→ TEXT SECTION:
*****

In preparing for my talk this morning, last night I thought I’d get around to checking out the BlackBerry Storm that got so many rave reviews when it was announced by bloggers (like me) who’d never seen one.
In a word, it was disappointing. The performance of the network (1x not 1xEV) inside the Circuit City store was sluggish. As reviewers have noted, it was really buggy (a firmware update is apparently out but was not installed).
The browser was particularly awful. It updated the screen in splotches (almost as though it were doing server-side rendering). When I rotated the device the splotches (or tiles) got out of sync and so the screen was unreadable. I haven’t been able to find who made the browser, but this is not the WebKit-quality browser found on the iPhone and S60. The performance claimed in Endgadget was unrecognizable:
Thankfully the browser has been considerably updated. If you have any experience with RIM's last attempt at mobile browsers (the Bold), then you know what manna from heaven any fixes would be. 4.6's browser is, in a word, unusable. Load times are painful, rendering is only sometimes accurate, and mostly it's just a tortuous mess to get around in. We can honestly say that the Storm's implementation is leaps and bounds beyond what the company has previously offered.The sales clerk rationalized the network performance — not implausibly that there was poor radio reception inside a large 2 story building. But he said it was the worst BlackBerry he’d ever seen.
The reviews have been even more harsh. The most often quoted is the NYT review by David Pogue, which is relentless. Here is just a miniscule excerpt
It can take two full seconds for the screen image to change when you turn it 90 degrees, three seconds for a program to appear, five seconds for a button-tap to register. (Remember: To convert seconds into BlackBerry time, multiply by seven.)Apparently, Storm owners wrote in droves to agree. While I lack the BlackBerry benchmark to compare, there’s no way this device has the user experience of the iPhone I’ve borrowed or even the clunky (but adequate) Nokia E65 I bought last year with my own money.

*****

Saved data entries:
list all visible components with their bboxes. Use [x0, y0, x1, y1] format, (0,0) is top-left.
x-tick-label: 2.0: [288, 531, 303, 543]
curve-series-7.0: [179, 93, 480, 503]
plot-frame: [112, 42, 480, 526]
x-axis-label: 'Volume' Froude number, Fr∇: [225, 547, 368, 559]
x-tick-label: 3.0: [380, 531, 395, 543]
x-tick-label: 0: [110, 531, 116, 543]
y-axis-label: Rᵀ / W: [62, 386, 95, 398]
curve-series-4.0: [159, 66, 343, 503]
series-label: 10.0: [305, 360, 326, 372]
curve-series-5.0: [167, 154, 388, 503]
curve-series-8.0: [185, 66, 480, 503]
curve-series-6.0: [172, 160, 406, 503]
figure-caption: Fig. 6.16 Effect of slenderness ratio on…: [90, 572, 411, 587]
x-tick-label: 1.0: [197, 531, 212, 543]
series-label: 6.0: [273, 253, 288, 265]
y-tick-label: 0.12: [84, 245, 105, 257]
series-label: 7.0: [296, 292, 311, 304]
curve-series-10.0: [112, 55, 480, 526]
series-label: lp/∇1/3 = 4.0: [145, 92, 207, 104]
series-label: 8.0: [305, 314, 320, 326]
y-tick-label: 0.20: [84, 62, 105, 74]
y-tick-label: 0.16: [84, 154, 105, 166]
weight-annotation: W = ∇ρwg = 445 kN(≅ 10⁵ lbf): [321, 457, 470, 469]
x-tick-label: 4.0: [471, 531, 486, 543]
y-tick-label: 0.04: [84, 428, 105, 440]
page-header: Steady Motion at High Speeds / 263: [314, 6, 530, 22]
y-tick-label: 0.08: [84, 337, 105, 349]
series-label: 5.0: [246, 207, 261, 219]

*****

→ REQUIRED TASKS:
(a) According to the BlackBerry Storm post, why did the screen become unreadable when the device was rotated? Answer in one to three sentences.
(b) Pick up the BlackBerry Storm post after its last sentence and keep writing it.
The material here is separate from the BlackBerry Storm post and has nothing to do with it.

→ ANSWERS:
(a) The browser updated the screen in splotches, or tiles. When the device was rotated, those splotches got out of sync, so the screen could not be read.

(b)
In short, trying to navigate this thing isn’t just an exercise in frustration — it’s a marathon of frustration.
I haven’t found a soul who tried this machine who wasn’t appalled, baffled or both.
Why did RIM ship a buggy device that would damage their reputation? Were they that worried about missing the Xmas sales season? Was it just an ordinary case of marketing promising a date that engineering wasn’t sure that it could make?
The other major disappointment was the virtual keyboard. Supposedly the clicking of the touchscreen was supposed to find a more realistic feel than regular touchscreens like the iPhone or Nokia N810. But it lacks the patented iPhone gestures for screen navigation.
Not only was the feel inadequate, but as with the iPhone — the screen goes away when you need the virtual keyboard. What’s the point of having a large LCD if you can’t use it?
The Google/HTC/T-Mobile G1 and Nokia N97 (like many LG and Samsung) phones have it right: a slide out keyboard is the real answer. However, I'm curious as to why there aren't more Bluetooth external keyboards available or in use.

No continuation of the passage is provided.